— begin Source material —
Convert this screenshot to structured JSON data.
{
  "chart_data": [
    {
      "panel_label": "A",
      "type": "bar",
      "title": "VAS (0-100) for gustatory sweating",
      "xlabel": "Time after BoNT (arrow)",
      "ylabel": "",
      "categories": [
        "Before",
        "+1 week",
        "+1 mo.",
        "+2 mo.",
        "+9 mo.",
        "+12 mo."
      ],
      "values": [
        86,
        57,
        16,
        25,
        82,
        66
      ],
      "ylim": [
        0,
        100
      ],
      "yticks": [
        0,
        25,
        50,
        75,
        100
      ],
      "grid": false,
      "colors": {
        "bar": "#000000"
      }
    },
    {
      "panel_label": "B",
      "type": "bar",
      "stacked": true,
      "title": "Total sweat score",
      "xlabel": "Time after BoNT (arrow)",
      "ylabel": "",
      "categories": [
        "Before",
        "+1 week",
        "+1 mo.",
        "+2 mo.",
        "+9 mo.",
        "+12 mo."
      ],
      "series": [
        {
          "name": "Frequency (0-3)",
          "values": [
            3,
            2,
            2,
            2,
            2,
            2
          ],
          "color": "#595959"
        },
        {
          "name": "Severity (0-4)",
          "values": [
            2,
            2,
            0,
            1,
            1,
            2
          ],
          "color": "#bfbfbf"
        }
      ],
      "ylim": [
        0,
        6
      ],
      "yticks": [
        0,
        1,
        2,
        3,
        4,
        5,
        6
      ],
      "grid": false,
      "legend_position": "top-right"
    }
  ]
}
— end Source material —
Reproduce the full listing word for word.

▸ **Complete answer**:
Convert this screenshot to structured JSON data.
{
  "chart_data": [
    {
      "panel_label": "A",
      "type": "bar",
      "title": "VAS (0-100) for gustatory sweating",
      "xlabel": "Time after BoNT (arrow)",
      "ylabel": "",
      "categories": [
        "Before",
        "+1 week",
        "+1 mo.",
        "+2 mo.",
        "+9 mo.",
        "+12 mo."
      ],
      "values": [
        86,
        57,
        16,
        25,
        82,
        66
      ],
      "ylim": [
        0,
        100
      ],
      "yticks": [
        0,
        25,
        50,
        75,
        100
      ],
      "grid": false,
      "colors": {
        "bar": "#000000"
      }
    },
    {
      "panel_label": "B",
      "type": "bar",
      "stacked": true,
      "title": "Total sweat score",
      "xlabel": "Time after BoNT (arrow)",
      "ylabel": "",
      "categories": [
        "Before",
        "+1 week",
        "+1 mo.",
        "+2 mo.",
        "+9 mo.",
        "+12 mo."
      ],
      "series": [
        {
          "name": "Frequency (0-3)",
          "values": [
            3,
            2,
            2,
            2,
            2,
            2
          ],
          "color": "#595959"
        },
        {
          "name": "Severity (0-4)",
          "values": [
            2,
            2,
            0,
            1,
            1,
            2
          ],
          "color": "#bfbfbf"
        }
      ],
      "ylim": [
        0,
        6
      ],
      "yticks": [
        0,
        1,
        2,
        3,
        4,
        5,
        6
      ],
      "grid": false,
      "legend_position": "top-right"
    }
  ]
}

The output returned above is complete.